◆ Task:
Give the number of lines that include the word "name", and nothing else.

◆ Material provided:

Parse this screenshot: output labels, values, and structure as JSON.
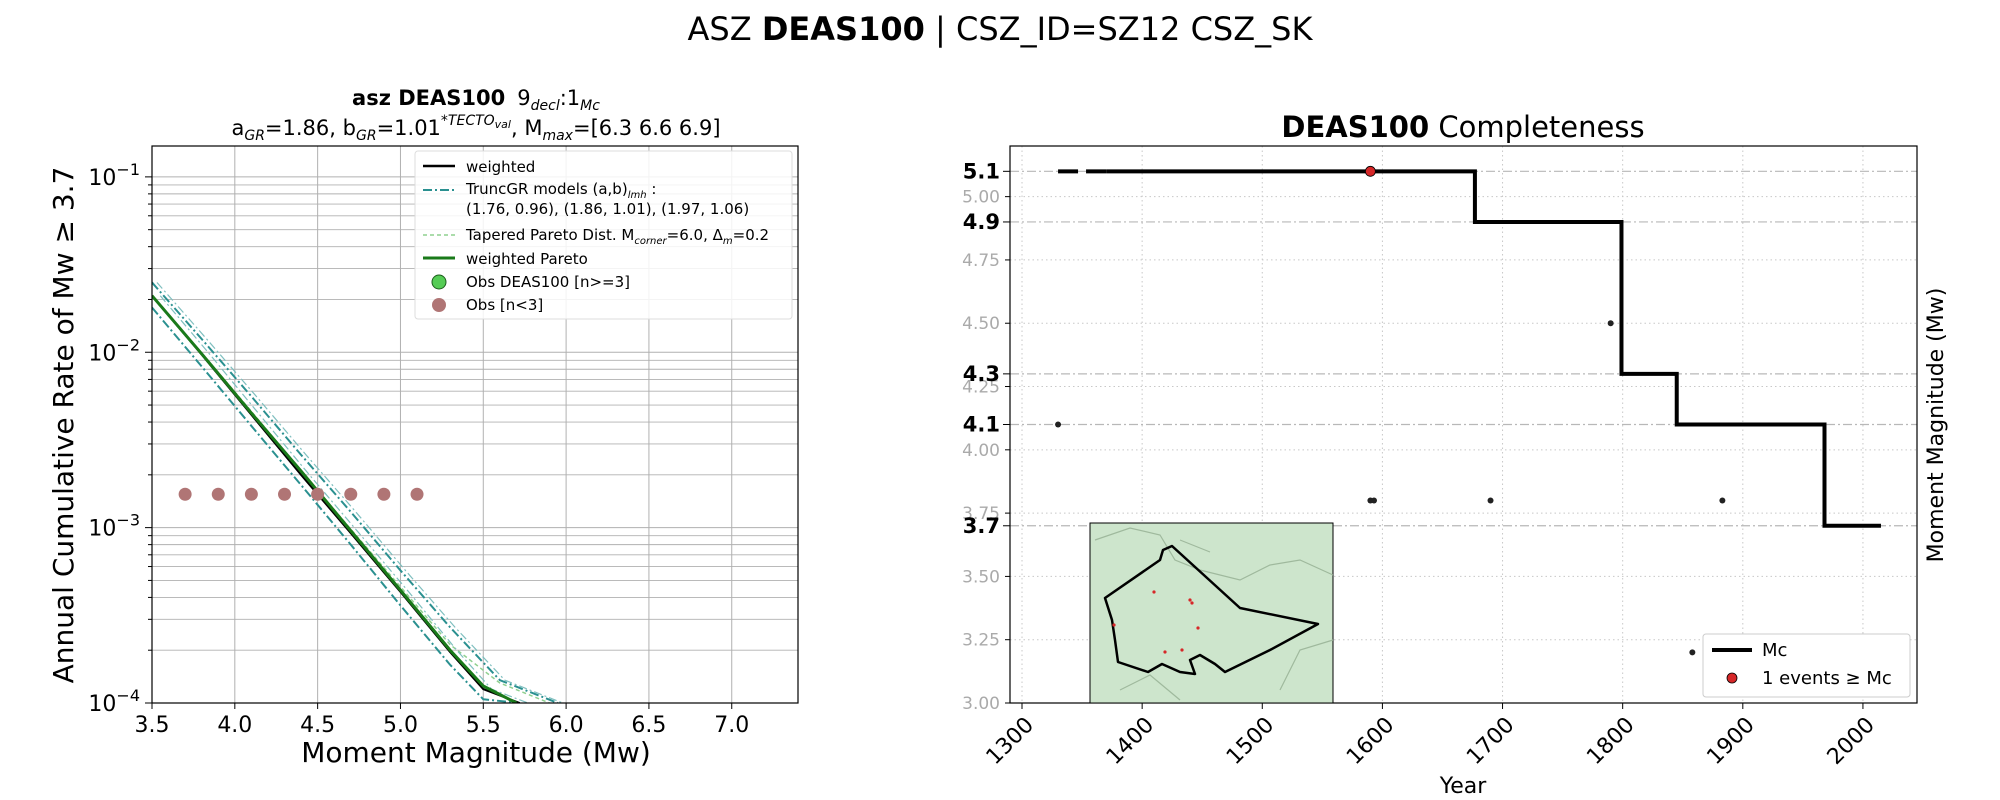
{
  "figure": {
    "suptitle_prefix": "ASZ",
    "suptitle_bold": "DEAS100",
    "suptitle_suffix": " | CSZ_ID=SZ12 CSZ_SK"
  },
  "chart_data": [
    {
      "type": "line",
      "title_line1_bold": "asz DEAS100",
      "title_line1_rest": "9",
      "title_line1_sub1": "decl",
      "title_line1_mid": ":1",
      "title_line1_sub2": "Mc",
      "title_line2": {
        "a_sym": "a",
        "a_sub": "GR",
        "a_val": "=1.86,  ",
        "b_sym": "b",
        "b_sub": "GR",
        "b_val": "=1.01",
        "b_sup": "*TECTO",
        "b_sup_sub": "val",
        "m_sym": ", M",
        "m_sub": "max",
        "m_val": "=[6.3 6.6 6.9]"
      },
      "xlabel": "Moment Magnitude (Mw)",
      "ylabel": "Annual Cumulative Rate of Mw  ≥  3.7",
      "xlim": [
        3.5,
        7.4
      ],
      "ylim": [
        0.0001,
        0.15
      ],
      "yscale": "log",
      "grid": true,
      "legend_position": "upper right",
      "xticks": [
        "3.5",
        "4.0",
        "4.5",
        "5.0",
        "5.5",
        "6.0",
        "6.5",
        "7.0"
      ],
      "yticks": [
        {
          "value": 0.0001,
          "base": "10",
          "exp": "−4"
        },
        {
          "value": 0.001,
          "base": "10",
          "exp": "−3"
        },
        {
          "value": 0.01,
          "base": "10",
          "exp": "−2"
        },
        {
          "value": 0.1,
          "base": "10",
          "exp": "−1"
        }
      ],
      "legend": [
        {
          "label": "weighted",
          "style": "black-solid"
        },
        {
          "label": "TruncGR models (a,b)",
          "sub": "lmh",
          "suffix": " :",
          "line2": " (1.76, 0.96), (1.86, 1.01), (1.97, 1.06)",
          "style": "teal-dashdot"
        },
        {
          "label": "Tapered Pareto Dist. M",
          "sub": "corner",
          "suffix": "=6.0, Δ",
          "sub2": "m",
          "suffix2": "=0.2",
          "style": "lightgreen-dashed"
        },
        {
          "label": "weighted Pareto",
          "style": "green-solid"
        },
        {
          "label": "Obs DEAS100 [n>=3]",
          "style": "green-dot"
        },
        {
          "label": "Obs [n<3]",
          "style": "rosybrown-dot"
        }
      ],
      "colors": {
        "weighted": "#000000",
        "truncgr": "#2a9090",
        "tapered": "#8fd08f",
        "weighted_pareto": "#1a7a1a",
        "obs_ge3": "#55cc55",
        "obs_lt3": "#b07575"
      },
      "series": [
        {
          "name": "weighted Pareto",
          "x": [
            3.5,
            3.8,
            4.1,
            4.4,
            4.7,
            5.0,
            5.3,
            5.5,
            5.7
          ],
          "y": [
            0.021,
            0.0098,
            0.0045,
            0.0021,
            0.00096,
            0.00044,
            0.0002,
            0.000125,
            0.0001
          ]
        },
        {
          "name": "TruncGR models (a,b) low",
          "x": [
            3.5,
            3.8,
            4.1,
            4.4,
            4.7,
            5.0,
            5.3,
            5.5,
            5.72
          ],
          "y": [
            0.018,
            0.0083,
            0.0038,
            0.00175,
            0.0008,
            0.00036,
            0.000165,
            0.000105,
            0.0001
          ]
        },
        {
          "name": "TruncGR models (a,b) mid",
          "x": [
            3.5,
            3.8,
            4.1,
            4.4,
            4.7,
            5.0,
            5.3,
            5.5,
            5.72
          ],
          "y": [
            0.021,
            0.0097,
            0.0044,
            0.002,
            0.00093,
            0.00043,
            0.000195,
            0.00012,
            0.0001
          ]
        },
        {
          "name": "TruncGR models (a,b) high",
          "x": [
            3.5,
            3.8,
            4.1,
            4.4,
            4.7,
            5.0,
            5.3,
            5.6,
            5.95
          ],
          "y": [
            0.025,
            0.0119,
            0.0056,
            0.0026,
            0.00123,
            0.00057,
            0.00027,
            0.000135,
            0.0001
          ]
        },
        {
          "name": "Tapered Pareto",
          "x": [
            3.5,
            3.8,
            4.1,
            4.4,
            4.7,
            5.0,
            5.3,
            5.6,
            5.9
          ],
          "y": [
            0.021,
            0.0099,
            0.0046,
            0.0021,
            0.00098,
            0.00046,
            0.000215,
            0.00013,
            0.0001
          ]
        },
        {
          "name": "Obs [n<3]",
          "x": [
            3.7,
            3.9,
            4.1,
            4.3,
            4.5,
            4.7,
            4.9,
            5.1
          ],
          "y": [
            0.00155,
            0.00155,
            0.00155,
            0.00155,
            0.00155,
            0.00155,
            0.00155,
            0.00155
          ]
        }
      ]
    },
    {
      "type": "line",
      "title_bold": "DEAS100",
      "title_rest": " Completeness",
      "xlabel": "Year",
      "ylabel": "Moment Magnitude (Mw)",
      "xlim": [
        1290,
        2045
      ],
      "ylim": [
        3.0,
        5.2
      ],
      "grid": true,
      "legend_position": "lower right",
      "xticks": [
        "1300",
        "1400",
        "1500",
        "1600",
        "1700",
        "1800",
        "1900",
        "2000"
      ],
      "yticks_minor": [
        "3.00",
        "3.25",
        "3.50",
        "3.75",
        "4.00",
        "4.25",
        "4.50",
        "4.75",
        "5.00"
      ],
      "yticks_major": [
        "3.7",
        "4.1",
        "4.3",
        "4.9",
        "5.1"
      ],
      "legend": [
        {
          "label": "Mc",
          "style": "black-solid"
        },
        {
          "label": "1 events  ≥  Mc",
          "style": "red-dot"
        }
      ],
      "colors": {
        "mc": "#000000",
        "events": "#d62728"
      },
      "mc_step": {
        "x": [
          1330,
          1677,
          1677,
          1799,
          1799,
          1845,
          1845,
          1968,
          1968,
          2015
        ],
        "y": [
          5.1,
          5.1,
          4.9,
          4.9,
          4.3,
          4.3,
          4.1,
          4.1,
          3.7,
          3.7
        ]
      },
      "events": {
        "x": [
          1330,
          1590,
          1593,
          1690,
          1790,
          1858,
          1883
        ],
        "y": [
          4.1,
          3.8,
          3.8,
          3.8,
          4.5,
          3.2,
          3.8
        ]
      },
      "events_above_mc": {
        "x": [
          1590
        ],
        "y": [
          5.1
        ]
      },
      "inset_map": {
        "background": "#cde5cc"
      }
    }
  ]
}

◆ The reply:
6